Фрагмент текста =
________________________
Блог

Рассказчики бедственных историй (25.02.2011)

 

Цель – чтобы люди поразмыслили о ситуации в мире, – говорят лауреаты конкурса World Press Photo фотографы Ян Граруп и Кадир Ван Лохейзен, которые встретились лицом к лицу как с экстремальным гуманизмом, так и с безграничной жесткостью.

Датчанин Ян Граруп и голландец Кадир Ван Лохейзен в своей карьере прогрессировали от оккупантов нелегальных домов (сквотеров) и молодёжных активистов до лауреатов World Press Photo и других престижных фотонаград, на протяжении последних 20 лет документируя трагические и разрушительные конфликты в мире. Обоих выдающихся фотографов в работе мотивирует необходимость рассказывать миру истории о людях, оставшихся в беспомощном положении, и через исследовательскую фотожурналистику демонстрировать подчас шокирующую несправедливость. Это привело их в такие места как Ирак, бывший СССР, Иран, Дарфур, Чечню, Кашмир, ЮАР, Анголу, Мозамбик, Палестину, Израиль, Сьерра-Леоне, Конго и США. 10 февраля они прибыли в Ригу на семинар, организованный компанией Nikon Nordic NPS.

Как в Вас уживается опыт пребывания в зонах бедствий с безопасной Европейской средой?

Кадир Ван Лохейзен (К.В.Л.): Здесь я могу рассказать о том, что делал и демонстрировать это аудитории. Пребывание здесь напоминает мне, зачем я это делаю. Быть здесь, сродни взиранию на себя в зеркало, потому что люди задают вопросы, в которых есть смысл. Это те вопросы, которые нам всем необходимо каждый день задавать самим себе.

Ян Граруп (Я.Г.): Я чувствую себя аналогично. Причина, по которой мы документируем все эти истории в том, чтобы продемонстрировать их аудитории. По правде говоря, в наши будни у нас нет контакта с людьми, которые оценивают наши работы. Обычно мы документируем историю, и затем она уже где-нибудь выставляется. Впрочем, это не означает, что ты встречаешь людей, которые видят эти работы. Однако случается, как здесь в Риге, что есть возможность встретить людей, которые заинтересованы в наших историях и отдают себе отчёт в том, о чём они думают и какова их реакция на наши работы.

В какой мере факт, что вы происходите из местности, прославленной своей либеральностью, повлиял на вашу работу, и в свою очередь, как она повлияла на ваше видение западного общества?

К.В.Л.: Она была либеральной (смеётся)…Я думаю, что у нас обоих в большей степени схожая предыстория, у которой нет большой связи с политической системой или демократией. Я родился в 1960, а в 1980 году был уже в сознательном возрасте, когда в Голландии было время сквотерского движения. Это движение пыталось не только решить жилищные проблемы Голландии, но также говорить о международных вопросах. Это было время, когда я понял, что происходит в мире в политическом смысле, и это сыграло роль в моей работе. Я открыл для себя силу фотоаппарата.

Вы сами были сквотером?

К.В.Л.: Да, я был.

Я.Г.: Я тоже.

Следовательно, ваши политические взгляды влияют на то, что вы делаете?
________________________
Задание A = Обновите записи от строки с «svg-text:37,5 cm (14.8″): 37,5» до строки с «svg-text:60 cm (23.6″): 60 cm (23.6″) xyxy=(279,208,314,400)» включительно. Замените в них «65 cm» на «70 cm», а всё остальное оставьте без изменений.
________________________
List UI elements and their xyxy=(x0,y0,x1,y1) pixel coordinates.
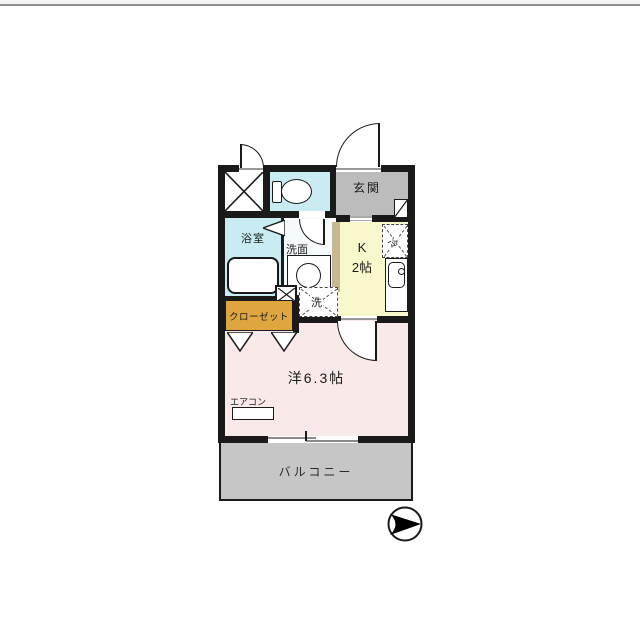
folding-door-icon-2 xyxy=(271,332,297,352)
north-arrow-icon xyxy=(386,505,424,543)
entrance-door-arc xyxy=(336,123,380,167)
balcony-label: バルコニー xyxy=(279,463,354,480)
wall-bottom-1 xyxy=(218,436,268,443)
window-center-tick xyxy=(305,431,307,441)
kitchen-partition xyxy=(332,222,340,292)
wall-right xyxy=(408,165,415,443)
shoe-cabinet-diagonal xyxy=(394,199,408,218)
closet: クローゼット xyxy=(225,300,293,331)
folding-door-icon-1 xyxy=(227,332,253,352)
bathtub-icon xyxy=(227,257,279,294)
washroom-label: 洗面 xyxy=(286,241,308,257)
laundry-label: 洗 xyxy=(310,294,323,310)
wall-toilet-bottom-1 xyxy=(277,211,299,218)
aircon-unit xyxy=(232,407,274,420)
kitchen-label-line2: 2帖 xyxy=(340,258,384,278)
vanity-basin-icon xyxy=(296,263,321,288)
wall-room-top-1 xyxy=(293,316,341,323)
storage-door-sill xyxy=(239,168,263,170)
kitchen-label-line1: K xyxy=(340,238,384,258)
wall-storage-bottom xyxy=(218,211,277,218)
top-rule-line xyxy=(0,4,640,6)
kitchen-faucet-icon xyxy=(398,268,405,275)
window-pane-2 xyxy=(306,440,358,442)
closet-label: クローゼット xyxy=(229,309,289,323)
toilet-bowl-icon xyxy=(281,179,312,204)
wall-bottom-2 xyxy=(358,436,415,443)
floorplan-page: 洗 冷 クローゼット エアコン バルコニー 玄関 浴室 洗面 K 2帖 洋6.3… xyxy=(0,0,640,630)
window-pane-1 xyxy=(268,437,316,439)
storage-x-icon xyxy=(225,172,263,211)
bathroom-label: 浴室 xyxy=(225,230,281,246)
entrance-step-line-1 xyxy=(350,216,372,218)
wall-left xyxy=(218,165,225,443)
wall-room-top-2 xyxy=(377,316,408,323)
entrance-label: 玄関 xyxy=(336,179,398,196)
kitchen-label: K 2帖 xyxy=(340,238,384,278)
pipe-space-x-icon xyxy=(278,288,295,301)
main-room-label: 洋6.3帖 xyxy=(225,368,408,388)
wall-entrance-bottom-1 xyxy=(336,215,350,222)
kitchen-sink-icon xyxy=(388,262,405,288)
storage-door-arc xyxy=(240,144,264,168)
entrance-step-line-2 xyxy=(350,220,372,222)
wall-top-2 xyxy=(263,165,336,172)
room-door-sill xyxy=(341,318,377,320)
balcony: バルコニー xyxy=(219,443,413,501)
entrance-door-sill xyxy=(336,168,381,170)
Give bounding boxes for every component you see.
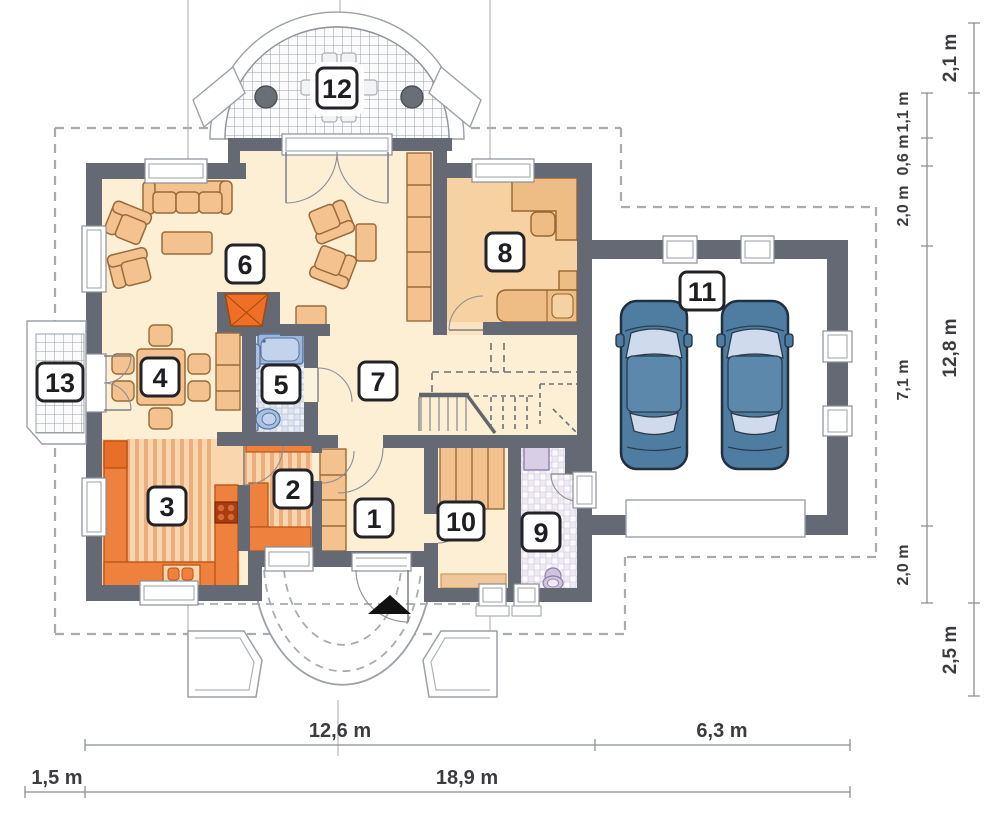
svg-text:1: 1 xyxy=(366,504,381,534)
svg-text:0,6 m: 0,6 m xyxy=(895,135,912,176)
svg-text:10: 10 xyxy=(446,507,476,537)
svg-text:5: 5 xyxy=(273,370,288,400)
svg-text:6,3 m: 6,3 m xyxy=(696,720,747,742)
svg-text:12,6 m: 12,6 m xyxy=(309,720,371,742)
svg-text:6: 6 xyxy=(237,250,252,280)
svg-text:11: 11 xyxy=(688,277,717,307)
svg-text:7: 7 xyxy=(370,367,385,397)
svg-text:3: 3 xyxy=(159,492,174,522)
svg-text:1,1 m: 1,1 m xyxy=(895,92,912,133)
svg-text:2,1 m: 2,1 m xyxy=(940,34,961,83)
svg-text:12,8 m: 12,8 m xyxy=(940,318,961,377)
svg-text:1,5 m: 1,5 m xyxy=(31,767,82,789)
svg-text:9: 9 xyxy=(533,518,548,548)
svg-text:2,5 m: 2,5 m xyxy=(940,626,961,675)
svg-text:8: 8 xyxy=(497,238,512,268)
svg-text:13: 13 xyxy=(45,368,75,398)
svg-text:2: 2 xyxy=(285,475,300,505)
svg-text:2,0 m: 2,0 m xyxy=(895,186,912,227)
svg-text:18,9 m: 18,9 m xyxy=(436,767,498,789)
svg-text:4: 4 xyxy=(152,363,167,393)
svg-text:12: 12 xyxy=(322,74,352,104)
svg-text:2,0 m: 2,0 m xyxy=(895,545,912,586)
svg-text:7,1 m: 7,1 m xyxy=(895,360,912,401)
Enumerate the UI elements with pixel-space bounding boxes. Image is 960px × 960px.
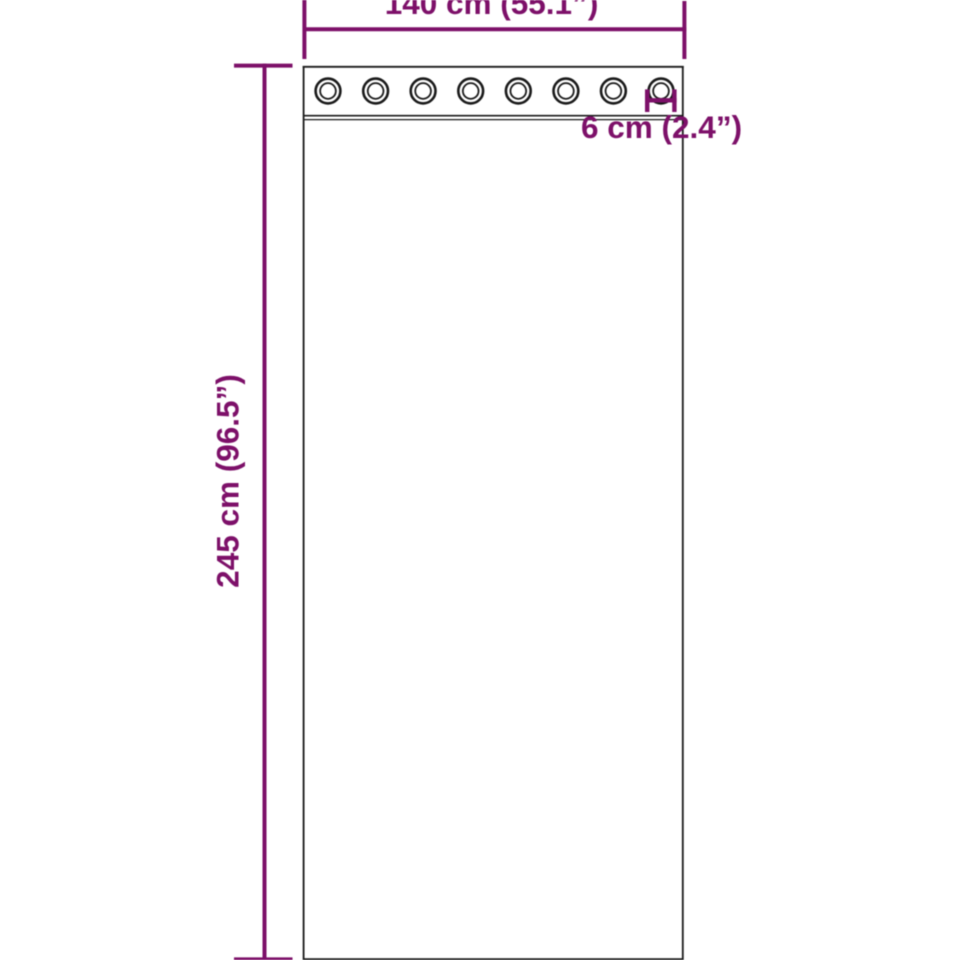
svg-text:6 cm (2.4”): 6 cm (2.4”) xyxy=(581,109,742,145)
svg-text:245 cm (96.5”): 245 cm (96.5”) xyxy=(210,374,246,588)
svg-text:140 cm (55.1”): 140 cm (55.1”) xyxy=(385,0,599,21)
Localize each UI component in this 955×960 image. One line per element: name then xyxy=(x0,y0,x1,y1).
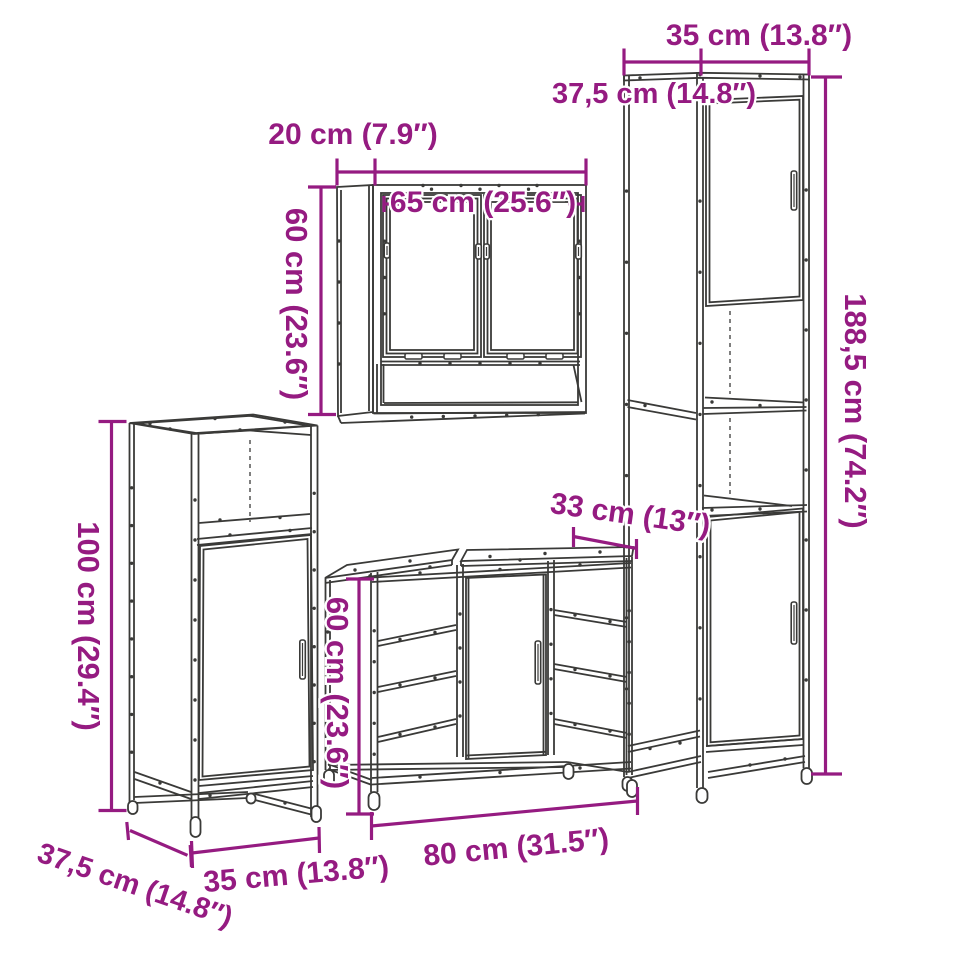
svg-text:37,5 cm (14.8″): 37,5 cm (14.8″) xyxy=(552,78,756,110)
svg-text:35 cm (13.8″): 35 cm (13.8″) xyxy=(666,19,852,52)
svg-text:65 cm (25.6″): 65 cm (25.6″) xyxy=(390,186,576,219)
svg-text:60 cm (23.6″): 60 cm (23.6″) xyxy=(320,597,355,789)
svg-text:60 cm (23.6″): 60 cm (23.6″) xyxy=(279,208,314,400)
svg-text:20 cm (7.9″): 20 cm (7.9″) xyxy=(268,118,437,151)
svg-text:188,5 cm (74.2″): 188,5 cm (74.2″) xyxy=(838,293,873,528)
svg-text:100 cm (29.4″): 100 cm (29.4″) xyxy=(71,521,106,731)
________________________
Задание B = Почему, по словам Яна Граруп в интервью с фотографами, возможность встретиться со зрителями, как в Риге, для него важна? Ответьте в одном–трёх предложениях.

Ответ A =
svg-text:37,5 cm (14.8″): 37,5 cm (14.8″) xyxy=(552,78,756,110)
svg-text:35 cm (13.8″): 35 cm (13.8″) xyxy=(666,19,852,52)
svg-text:70 cm (25.6″): 70 cm (25.6″) xyxy=(390,186,576,219)
svg-text:60 cm (23.6″): 60 cm (23.6″) xyxy=(320,597,355,789)
svg-text:60 cm (23.6″): 60 cm (23.6″) xyxy=(279,208,314,400)

Ответ B = Фотографы документируют истории, чтобы показать их аудитории, но в обычной работе у них нет контакта с людьми, которые оценивают их снимки. История выставляется где-нибудь, и это не означает, что они встречают зрителей. В Риге же появилась возможность встретить людей, которые заинтересованы в их историях.